Find every line containing the word "Complete" in the records below; report only how many there are.

### Available records
####

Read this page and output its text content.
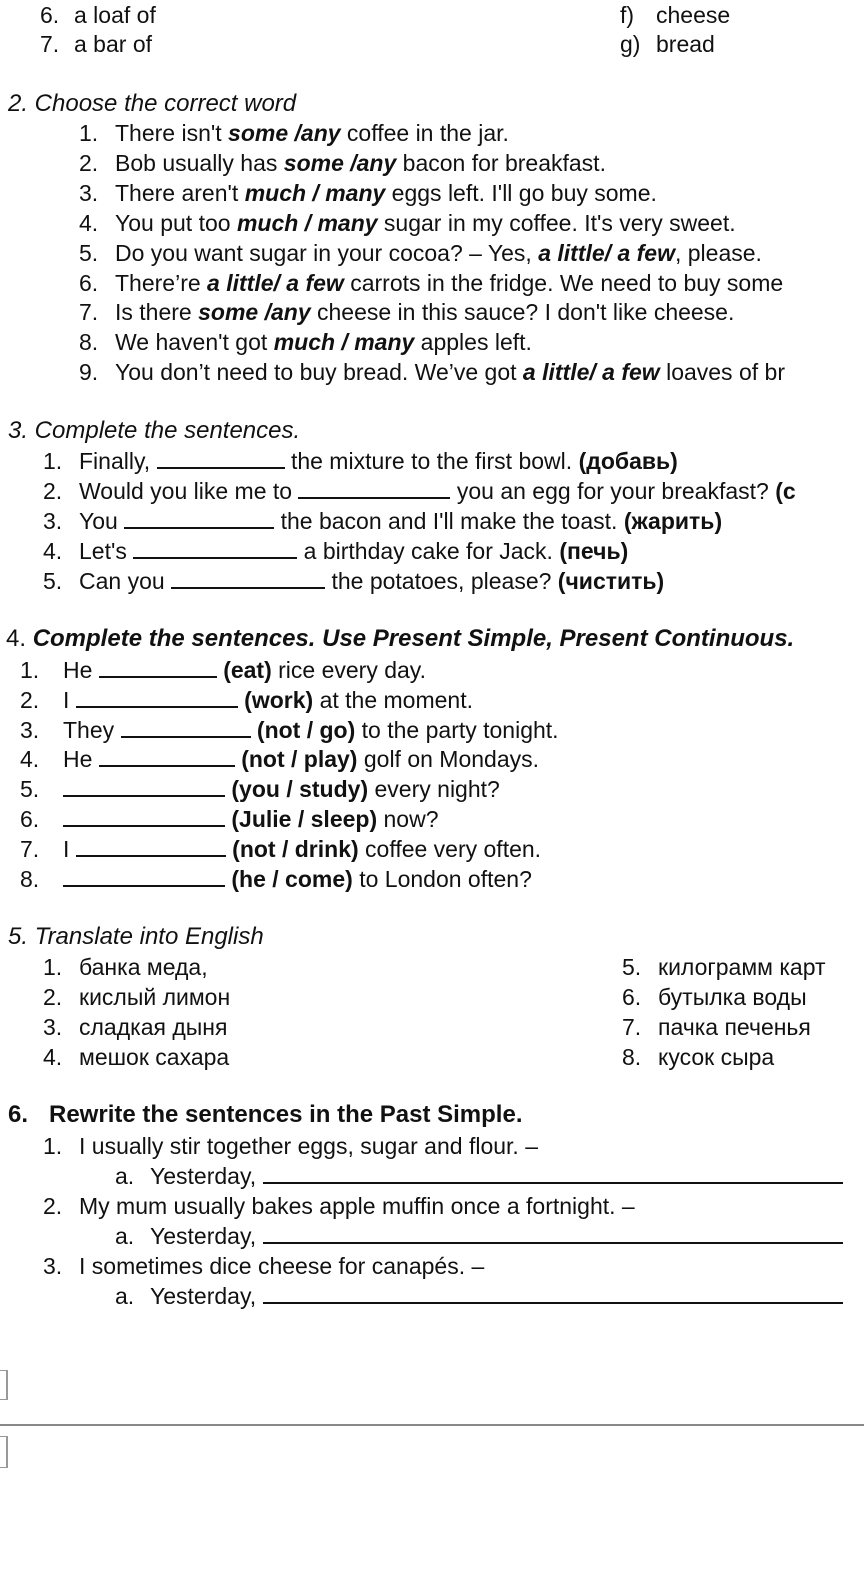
6. a loaf of
7. a bar of
f) cheese
g) bread
2. Choose the correct word
1. There isn't some /any coffee in the jar.
2. Bob usually has some /any bacon for breakfast.
3. There aren't much / many eggs left. I'll go buy some.
4. You put too much / many sugar in my coffee. It's very sweet.
5. Do you want sugar in your cocoa? – Yes, a little/ a few, please.
6. There’re a little/ a few carrots in the fridge. We need to buy some
7. Is there some /any cheese in this sauce? I don't like cheese.
8. We haven't got much / many apples left.
9. You don’t need to buy bread. We’ve got a little/ a few loaves of br
3. Complete the sentences.
1. Finally,	the mixture to the first bowl. (добавь)
2. Would you like me to	you an egg for your breakfast? (c
3. You	the bacon and I'll make the toast. (жарить)
4. Let's	a birthday cake for Jack. (печь)
5. Can you	the potatoes, please? (чистить)
4. Complete the sentences. Use Present Simple, Present Continuous.
1. He	(eat) rice every day.
2. I	(work) at the moment.
3. They	(not / go) to the party tonight.
4. He	(not / play) golf on Mondays.
5.	(you / study) every night?
6.	(Julie / sleep) now?
7. I	(not / drink) coffee very often.
8.	(he / come) to London often?
5. Translate into English
1. банка меда,
2. кислый лимон
3. сладкая дыня
4. мешок сахара
5. килограмм карт
6. бутылка воды
7. пачка печенья
8. кусок сыра
6. Rewrite the sentences in the Past Simple.
1. I usually stir together eggs, sugar and flour. –
a. Yesterday,
2. My mum usually bakes apple muffin once a fortnight. –
a. Yesterday,
3. I sometimes dice cheese for canapés. –
a. Yesterday,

####

### Task result
2